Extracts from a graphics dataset
________

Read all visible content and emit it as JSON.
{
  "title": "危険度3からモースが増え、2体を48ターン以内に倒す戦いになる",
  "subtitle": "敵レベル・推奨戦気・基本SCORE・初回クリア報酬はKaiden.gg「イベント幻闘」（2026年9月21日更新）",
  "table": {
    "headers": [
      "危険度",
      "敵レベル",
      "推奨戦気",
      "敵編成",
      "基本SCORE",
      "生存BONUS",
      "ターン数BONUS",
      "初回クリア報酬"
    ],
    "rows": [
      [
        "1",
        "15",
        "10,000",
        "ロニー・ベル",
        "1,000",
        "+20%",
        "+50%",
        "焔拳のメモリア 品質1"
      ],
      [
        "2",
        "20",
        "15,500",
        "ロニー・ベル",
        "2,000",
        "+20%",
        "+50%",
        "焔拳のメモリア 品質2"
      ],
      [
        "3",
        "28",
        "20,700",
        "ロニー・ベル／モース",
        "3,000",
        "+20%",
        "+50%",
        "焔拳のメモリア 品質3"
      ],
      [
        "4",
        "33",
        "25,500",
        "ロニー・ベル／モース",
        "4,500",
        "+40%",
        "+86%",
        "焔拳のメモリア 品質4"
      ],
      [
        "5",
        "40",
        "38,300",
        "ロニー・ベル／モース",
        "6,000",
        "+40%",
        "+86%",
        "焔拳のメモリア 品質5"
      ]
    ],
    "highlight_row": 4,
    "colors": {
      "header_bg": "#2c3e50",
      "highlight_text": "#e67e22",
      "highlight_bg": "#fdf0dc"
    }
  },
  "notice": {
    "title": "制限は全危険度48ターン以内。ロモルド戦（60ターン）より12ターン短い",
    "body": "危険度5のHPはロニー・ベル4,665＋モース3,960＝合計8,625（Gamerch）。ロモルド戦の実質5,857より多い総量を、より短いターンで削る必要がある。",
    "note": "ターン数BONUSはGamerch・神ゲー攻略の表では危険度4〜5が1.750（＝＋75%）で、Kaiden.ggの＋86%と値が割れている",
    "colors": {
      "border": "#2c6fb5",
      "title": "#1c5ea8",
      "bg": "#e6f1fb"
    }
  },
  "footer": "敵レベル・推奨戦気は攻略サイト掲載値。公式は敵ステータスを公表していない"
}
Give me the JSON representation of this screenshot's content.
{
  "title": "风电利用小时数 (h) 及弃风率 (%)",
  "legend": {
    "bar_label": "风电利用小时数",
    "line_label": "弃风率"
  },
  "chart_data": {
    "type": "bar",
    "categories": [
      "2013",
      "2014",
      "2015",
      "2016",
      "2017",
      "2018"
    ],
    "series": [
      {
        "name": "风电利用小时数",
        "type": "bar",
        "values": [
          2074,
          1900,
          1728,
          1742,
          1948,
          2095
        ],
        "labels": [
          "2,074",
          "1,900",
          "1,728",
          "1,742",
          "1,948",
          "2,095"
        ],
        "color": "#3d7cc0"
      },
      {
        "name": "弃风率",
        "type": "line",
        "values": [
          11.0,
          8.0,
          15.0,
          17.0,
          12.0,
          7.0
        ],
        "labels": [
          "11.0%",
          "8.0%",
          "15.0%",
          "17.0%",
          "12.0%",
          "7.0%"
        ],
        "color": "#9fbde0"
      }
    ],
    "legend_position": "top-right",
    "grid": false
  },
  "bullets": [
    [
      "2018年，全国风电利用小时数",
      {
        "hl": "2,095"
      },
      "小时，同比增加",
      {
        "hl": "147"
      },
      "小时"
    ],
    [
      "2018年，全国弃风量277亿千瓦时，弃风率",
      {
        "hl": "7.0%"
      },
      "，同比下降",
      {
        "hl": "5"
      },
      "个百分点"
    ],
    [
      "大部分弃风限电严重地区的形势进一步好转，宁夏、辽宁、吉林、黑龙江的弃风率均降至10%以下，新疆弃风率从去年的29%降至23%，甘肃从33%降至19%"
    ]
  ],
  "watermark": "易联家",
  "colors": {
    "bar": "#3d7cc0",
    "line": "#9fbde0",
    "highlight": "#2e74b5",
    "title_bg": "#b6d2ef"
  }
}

________

■ **Directions**: Your task is to transcribe the listing above in full, exactly as given.

■ **Task answer**:
Read all visible content and emit it as JSON.
{
  "title": "危険度3からモースが増え、2体を48ターン以内に倒す戦いになる",
  "subtitle": "敵レベル・推奨戦気・基本SCORE・初回クリア報酬はKaiden.gg「イベント幻闘」（2026年9月21日更新）",
  "table": {
    "headers": [
      "危険度",
      "敵レベル",
      "推奨戦気",
      "敵編成",
      "基本SCORE",
      "生存BONUS",
      "ターン数BONUS",
      "初回クリア報酬"
    ],
    "rows": [
      [
        "1",
        "15",
        "10,000",
        "ロニー・ベル",
        "1,000",
        "+20%",
        "+50%",
        "焔拳のメモリア 品質1"
      ],
      [
        "2",
        "20",
        "15,500",
        "ロニー・ベル",
        "2,000",
        "+20%",
        "+50%",
        "焔拳のメモリア 品質2"
      ],
      [
        "3",
        "28",
        "20,700",
        "ロニー・ベル／モース",
        "3,000",
        "+20%",
        "+50%",
        "焔拳のメモリア 品質3"
      ],
      [
        "4",
        "33",
        "25,500",
        "ロニー・ベル／モース",
        "4,500",
        "+40%",
        "+86%",
        "焔拳のメモリア 品質4"
      ],
      [
        "5",
        "40",
        "38,300",
        "ロニー・ベル／モース",
        "6,000",
        "+40%",
        "+86%",
        "焔拳のメモリア 品質5"
      ]
    ],
    "highlight_row": 4,
    "colors": {
      "header_bg": "#2c3e50",
      "highlight_text": "#e67e22",
      "highlight_bg": "#fdf0dc"
    }
  },
  "notice": {
    "title": "制限は全危険度48ターン以内。ロモルド戦（60ターン）より12ターン短い",
    "body": "危険度5のHPはロニー・ベル4,665＋モース3,960＝合計8,625（Gamerch）。ロモルド戦の実質5,857より多い総量を、より短いターンで削る必要がある。",
    "note": "ターン数BONUSはGamerch・神ゲー攻略の表では危険度4〜5が1.750（＝＋75%）で、Kaiden.ggの＋86%と値が割れている",
    "colors": {
      "border": "#2c6fb5",
      "title": "#1c5ea8",
      "bg": "#e6f1fb"
    }
  },
  "footer": "敵レベル・推奨戦気は攻略サイト掲載値。公式は敵ステータスを公表していない"
}
Give me the JSON representation of this screenshot's content.
{
  "title": "风电利用小时数 (h) 及弃风率 (%)",
  "legend": {
    "bar_label": "风电利用小时数",
    "line_label": "弃风率"
  },
  "chart_data": {
    "type": "bar",
    "categories": [
      "2013",
      "2014",
      "2015",
      "2016",
      "2017",
      "2018"
    ],
    "series": [
      {
        "name": "风电利用小时数",
        "type": "bar",
        "values": [
          2074,
          1900,
          1728,
          1742,
          1948,
          2095
        ],
        "labels": [
          "2,074",
          "1,900",
          "1,728",
          "1,742",
          "1,948",
          "2,095"
        ],
        "color": "#3d7cc0"
      },
      {
        "name": "弃风率",
        "type": "line",
        "values": [
          11.0,
          8.0,
          15.0,
          17.0,
          12.0,
          7.0
        ],
        "labels": [
          "11.0%",
          "8.0%",
          "15.0%",
          "17.0%",
          "12.0%",
          "7.0%"
        ],
        "color": "#9fbde0"
      }
    ],
    "legend_position": "top-right",
    "grid": false
  },
  "bullets": [
    [
      "2018年，全国风电利用小时数",
      {
        "hl": "2,095"
      },
      "小时，同比增加",
      {
        "hl": "147"
      },
      "小时"
    ],
    [
      "2018年，全国弃风量277亿千瓦时，弃风率",
      {
        "hl": "7.0%"
      },
      "，同比下降",
      {
        "hl": "5"
      },
      "个百分点"
    ],
    [
      "大部分弃风限电严重地区的形势进一步好转，宁夏、辽宁、吉林、黑龙江的弃风率均降至10%以下，新疆弃风率从去年的29%降至23%，甘肃从33%降至19%"
    ]
  ],
  "watermark": "易联家",
  "colors": {
    "bar": "#3d7cc0",
    "line": "#9fbde0",
    "highlight": "#2e74b5",
    "title_bg": "#b6d2ef"
  }
}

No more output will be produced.